* DIRECTIONS:
Each line of the data holding "that" should be found and copied.

Page transcription entries:
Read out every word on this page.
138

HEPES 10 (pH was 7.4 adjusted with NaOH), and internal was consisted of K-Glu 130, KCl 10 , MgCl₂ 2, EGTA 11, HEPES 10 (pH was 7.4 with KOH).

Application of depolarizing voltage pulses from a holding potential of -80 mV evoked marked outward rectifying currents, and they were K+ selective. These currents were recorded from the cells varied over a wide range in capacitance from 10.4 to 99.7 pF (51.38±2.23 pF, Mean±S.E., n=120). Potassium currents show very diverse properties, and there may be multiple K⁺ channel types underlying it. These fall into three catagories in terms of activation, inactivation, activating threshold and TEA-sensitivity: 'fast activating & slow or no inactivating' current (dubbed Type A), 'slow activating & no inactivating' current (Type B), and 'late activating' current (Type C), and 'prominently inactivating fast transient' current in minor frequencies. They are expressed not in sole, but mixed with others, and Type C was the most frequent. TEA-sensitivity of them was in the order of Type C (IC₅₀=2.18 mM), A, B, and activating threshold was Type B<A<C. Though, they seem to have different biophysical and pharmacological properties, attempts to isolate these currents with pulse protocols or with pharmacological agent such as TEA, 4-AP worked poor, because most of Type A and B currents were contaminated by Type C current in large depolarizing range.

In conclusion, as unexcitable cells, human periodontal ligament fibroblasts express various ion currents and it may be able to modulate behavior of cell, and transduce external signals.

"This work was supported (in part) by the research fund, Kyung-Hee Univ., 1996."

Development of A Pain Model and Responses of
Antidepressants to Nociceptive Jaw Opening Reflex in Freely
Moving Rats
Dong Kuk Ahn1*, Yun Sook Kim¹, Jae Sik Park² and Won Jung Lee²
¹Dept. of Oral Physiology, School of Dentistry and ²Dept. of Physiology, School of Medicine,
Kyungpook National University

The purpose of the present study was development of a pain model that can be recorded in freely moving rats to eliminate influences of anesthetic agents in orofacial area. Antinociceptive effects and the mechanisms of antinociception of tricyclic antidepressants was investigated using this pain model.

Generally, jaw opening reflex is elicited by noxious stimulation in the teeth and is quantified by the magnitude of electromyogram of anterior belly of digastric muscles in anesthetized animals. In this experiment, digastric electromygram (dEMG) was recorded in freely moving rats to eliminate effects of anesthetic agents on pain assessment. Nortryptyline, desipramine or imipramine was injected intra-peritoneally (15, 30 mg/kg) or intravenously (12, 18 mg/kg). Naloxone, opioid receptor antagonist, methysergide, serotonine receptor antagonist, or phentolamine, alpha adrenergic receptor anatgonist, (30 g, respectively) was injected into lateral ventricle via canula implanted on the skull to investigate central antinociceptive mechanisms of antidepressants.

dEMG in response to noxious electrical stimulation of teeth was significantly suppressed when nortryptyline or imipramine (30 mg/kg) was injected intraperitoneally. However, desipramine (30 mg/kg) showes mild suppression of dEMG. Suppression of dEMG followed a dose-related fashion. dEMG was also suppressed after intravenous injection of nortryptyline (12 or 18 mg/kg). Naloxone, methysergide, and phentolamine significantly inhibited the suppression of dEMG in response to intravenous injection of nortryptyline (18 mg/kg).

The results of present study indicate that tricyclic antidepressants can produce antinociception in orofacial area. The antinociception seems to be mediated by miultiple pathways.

* SOLVED PROBLEM:
The purpose of the present study was development of a pain model that can be recorded in freely moving rats to eliminate influences of anesthetic agents in orofacial area. Antinociceptive effects and the mechanisms of antinociception of tricyclic antidepressants was investigated using this pain model.
The results of present study indicate that tricyclic antidepressants can produce antinociception in orofacial area. The antinociception seems to be mediated by miultiple pathways.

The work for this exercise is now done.